__BRIEF__:
Pick out and copy every line below that has the word "label".

__PROVIDED RECORDS__:
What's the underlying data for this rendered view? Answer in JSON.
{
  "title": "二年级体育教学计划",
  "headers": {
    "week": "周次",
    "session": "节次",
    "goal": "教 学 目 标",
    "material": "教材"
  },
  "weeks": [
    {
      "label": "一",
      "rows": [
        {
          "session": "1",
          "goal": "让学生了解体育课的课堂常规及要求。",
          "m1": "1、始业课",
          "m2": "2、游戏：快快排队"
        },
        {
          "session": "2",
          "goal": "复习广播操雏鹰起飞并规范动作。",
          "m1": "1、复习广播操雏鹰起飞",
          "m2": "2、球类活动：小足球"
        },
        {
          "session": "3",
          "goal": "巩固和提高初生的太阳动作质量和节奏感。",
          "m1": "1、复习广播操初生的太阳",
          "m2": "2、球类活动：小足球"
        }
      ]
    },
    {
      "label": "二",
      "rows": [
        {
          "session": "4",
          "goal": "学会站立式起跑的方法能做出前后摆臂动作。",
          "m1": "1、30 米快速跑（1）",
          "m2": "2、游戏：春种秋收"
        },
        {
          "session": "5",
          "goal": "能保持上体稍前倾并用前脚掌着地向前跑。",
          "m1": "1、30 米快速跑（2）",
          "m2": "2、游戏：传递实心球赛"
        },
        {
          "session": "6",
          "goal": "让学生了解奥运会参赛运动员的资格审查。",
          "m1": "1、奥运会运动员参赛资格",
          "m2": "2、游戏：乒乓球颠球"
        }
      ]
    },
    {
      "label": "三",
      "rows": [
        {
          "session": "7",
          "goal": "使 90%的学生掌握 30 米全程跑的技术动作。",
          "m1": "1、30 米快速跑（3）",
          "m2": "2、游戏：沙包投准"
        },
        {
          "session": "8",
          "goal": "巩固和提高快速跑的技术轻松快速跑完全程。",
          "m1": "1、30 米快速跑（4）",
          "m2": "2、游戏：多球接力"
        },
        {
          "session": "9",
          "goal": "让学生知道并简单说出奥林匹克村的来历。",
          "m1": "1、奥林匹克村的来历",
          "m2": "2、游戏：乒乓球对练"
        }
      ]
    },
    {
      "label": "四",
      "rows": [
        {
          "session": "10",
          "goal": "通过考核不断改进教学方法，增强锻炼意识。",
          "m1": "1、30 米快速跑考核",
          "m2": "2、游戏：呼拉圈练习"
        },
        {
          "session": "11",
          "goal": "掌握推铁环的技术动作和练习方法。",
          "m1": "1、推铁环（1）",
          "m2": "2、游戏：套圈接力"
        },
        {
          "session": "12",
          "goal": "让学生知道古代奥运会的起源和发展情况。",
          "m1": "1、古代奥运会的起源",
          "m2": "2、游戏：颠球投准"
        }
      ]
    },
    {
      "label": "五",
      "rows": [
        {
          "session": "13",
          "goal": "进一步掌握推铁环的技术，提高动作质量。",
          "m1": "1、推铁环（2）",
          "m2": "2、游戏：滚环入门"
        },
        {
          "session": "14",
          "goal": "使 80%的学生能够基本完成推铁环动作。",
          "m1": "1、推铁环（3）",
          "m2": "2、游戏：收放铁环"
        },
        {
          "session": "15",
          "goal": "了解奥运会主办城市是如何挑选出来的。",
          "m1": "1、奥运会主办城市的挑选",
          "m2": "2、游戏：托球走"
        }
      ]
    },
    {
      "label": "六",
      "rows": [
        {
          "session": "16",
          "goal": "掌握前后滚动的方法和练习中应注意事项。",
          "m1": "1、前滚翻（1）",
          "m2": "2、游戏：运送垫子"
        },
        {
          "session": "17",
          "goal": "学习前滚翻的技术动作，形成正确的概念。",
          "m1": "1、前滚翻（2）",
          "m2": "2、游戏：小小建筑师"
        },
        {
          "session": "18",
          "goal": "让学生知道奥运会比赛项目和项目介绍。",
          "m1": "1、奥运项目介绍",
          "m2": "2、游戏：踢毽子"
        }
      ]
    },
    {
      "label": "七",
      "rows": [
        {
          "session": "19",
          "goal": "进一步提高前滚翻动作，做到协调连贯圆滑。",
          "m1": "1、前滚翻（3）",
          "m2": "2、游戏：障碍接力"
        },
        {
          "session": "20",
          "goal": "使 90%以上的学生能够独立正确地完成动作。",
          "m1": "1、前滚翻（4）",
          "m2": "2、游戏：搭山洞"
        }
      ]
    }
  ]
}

__CORRECT RESULT__:
      "label": "一",
      "label": "二",
      "label": "三",
      "label": "四",
      "label": "五",
      "label": "六",
      "label": "七",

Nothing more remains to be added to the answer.